* _Source passage_

___

The novel is a deep and defining study of humanity in 20th century, of our hopes and failings, of the moral and material needs and our capacity for being tormented by our pasts and passions. There are paragraphs and paragraphs of poetic beauty, and yet everything is written in the most simple, straightforward sentences. The description of Karenin, the dog owned by Tereza, is brilliant, especially in the final chapter of the book. Another favorite chapter was on "words misunderstood", for in the romance between beings belonging to two different pasts and two countries, where seemingly same words assume drastically different connotations.
This is a mature novel, meant for readers who can look beyond the surface. On surface this is novel laced with sexual content and contexts, a novel that describes the gimmicks of communist Russia and their stay in Czech country, a novel that spurns philosophical ramblings interwoven with discussion about the "sh** being a onerous theological problem". On surface the novel is story of infidelity. But deep down this is a novel that strikes chord with the intelligent reader on so many different levels, be it romance, ethics, interpretation, or our own complexities arising from our own unique pathways of life.
The novel weighed on me, confronted me with many issues, ideas and memories, and then at times, it released me from my own suffocating and smothering thoughts and experiences. I highly recommend this novel. If you enjoy Lawrence, Joyce and Gibran, be introduced to Kundera, who carries the torch of modernist writing ahead: and in what style!

___

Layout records

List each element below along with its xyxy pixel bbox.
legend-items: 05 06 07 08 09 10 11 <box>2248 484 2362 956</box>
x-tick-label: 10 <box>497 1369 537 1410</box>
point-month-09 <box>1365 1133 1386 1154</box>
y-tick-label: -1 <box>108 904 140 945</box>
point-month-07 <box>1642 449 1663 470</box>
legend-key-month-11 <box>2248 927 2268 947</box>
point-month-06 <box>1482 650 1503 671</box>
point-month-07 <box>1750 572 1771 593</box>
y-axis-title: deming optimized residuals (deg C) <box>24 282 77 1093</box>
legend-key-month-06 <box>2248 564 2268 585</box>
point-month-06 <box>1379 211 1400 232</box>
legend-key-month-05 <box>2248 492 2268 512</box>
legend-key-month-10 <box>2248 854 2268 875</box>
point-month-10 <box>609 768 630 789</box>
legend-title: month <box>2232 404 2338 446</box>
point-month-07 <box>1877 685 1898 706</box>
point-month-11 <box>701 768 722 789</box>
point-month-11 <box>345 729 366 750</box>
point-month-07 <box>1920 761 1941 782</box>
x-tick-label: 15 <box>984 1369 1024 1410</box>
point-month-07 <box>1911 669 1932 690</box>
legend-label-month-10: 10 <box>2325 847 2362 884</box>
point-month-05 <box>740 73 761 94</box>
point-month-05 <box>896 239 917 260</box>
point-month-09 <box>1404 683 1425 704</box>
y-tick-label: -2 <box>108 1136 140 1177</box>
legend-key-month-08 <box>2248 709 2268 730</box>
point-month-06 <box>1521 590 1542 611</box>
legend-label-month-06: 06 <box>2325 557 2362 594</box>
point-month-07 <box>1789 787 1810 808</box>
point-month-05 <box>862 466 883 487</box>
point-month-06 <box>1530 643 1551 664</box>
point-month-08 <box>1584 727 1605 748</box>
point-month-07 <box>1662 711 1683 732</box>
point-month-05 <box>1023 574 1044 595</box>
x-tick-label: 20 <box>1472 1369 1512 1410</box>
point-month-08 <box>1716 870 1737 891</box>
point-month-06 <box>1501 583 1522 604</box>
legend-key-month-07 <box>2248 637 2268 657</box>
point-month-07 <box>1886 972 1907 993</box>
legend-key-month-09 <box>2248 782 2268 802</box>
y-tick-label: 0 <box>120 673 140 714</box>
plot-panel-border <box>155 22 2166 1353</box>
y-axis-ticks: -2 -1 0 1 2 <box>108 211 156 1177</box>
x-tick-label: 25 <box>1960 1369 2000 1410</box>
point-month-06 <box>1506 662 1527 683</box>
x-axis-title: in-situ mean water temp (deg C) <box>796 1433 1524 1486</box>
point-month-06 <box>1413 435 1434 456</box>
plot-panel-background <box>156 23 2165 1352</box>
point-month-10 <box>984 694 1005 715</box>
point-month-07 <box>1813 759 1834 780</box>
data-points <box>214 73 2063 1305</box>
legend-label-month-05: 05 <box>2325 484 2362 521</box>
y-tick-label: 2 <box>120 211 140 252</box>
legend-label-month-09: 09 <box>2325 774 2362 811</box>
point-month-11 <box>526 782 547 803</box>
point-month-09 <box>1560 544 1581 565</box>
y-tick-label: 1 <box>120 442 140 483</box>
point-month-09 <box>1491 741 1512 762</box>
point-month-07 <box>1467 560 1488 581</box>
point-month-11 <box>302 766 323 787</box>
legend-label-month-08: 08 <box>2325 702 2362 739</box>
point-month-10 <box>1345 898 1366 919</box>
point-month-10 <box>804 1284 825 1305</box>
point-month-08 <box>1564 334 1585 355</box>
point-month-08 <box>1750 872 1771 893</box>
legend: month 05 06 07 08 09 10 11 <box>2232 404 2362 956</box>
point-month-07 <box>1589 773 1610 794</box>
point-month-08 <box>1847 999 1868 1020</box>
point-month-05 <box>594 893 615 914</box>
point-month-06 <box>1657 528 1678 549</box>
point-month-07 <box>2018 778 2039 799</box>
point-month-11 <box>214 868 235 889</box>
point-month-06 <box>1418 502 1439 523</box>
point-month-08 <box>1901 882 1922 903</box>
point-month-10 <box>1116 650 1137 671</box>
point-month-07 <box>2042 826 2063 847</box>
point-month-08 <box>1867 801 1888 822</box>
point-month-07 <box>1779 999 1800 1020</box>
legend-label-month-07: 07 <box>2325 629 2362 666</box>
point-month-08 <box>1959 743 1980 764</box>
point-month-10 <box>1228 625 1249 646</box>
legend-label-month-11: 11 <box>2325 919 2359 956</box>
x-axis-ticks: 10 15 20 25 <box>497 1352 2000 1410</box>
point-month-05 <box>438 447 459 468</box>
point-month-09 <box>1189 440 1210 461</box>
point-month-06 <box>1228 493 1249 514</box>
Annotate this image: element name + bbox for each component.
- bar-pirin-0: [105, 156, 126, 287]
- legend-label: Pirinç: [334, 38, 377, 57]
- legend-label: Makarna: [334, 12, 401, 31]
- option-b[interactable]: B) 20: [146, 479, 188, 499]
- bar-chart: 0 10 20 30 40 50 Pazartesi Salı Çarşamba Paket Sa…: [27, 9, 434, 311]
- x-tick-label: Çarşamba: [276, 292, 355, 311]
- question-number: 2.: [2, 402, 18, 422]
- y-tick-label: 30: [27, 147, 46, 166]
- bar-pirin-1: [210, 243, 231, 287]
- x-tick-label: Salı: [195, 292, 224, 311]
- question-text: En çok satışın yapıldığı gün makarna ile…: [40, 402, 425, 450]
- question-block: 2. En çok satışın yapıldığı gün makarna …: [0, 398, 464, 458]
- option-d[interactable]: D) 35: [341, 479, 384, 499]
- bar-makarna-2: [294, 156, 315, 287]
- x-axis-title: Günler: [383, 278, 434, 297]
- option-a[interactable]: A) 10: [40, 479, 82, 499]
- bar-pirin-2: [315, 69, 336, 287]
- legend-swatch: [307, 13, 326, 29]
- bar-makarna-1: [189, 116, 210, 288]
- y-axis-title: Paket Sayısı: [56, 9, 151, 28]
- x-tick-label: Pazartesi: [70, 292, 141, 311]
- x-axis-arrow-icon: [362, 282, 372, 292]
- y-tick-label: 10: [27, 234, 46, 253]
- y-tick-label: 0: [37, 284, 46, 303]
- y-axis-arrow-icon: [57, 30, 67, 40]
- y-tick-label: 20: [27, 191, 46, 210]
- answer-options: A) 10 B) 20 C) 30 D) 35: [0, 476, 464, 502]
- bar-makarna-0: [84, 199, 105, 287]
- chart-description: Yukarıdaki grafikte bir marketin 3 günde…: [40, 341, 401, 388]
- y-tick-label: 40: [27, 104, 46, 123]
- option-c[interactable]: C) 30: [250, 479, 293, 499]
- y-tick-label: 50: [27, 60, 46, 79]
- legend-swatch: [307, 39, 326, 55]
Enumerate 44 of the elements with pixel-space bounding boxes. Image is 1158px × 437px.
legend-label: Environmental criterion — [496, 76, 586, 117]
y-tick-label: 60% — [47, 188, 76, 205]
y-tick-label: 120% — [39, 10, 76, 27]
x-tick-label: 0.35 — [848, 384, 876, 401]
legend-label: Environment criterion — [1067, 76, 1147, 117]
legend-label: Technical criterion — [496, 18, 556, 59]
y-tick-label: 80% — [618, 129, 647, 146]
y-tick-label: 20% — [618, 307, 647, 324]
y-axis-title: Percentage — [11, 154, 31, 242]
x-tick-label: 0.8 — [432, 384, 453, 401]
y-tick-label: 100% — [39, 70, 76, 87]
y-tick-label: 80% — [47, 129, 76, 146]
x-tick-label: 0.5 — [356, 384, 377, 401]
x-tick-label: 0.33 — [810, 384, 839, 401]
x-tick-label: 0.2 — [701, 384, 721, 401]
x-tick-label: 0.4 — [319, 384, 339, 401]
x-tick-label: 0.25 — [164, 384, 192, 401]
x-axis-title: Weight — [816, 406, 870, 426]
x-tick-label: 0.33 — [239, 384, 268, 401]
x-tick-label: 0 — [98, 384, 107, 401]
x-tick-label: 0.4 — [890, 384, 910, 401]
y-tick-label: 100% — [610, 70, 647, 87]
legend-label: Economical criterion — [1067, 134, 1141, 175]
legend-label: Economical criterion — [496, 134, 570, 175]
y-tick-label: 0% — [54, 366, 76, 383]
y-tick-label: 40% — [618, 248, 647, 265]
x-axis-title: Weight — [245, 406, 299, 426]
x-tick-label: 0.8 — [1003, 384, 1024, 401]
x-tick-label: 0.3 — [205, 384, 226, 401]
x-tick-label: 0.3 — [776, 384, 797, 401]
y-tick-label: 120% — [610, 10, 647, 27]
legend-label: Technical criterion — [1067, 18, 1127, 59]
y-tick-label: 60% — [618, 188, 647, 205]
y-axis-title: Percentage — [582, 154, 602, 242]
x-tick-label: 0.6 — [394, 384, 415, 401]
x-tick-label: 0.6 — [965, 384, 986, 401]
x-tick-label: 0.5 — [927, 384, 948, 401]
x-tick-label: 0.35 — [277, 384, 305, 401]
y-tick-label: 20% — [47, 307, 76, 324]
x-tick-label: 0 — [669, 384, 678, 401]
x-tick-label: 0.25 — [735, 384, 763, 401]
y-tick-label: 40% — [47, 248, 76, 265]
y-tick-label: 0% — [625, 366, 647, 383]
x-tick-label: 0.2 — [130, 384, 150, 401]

___

* _Problem 1_
In the book review, retype everything from "The novel is a" down to "drastically different connotations.".
* _Problem 2_
Answer these questions from the book review:
(a) What is the name of the dog owned by Tereza?
(b) In what kind of sentences does the reviewer say everything is written?
(c) Which three writers does the reviewer name for readers who might then be introduced to Kundera?
* _Problem 3_
Decide whether each statement agrees with the book review, and quote the words that settle it:
(a) The reviewer says the novel is meant for readers who can look beyond the surface.
(b) The description of Karenin is called brilliant especially in the first chapter of the book.
(c) The reviewer advises against reading the novel.

* _Full response 1_
The novel is a deep and defining study of humanity in 20th century, of our hopes and failings, of the moral and material needs and our capacity for being tormented by our pasts and passions. There are paragraphs and paragraphs of poetic beauty, and yet everything is written in the most simple, straightforward sentences. The description of Karenin, the dog owned by Tereza, is brilliant, especially in the final chapter of the book. Another favorite chapter was on "words misunderstood", for in the romance between beings belonging to two different pasts and two countries, where seemingly same words assume drastically different connotations.

* _Full response 2_
(a) Karenin.
(b) The most simple, straightforward sentences.
(c) Lawrence, Joyce and Gibran.

* _Full response 3_
(a) Yes: "This is a mature novel, meant for readers who can look beyond the surface."
(b) No: "especially in the final chapter of the book."
(c) No: "I highly recommend this novel."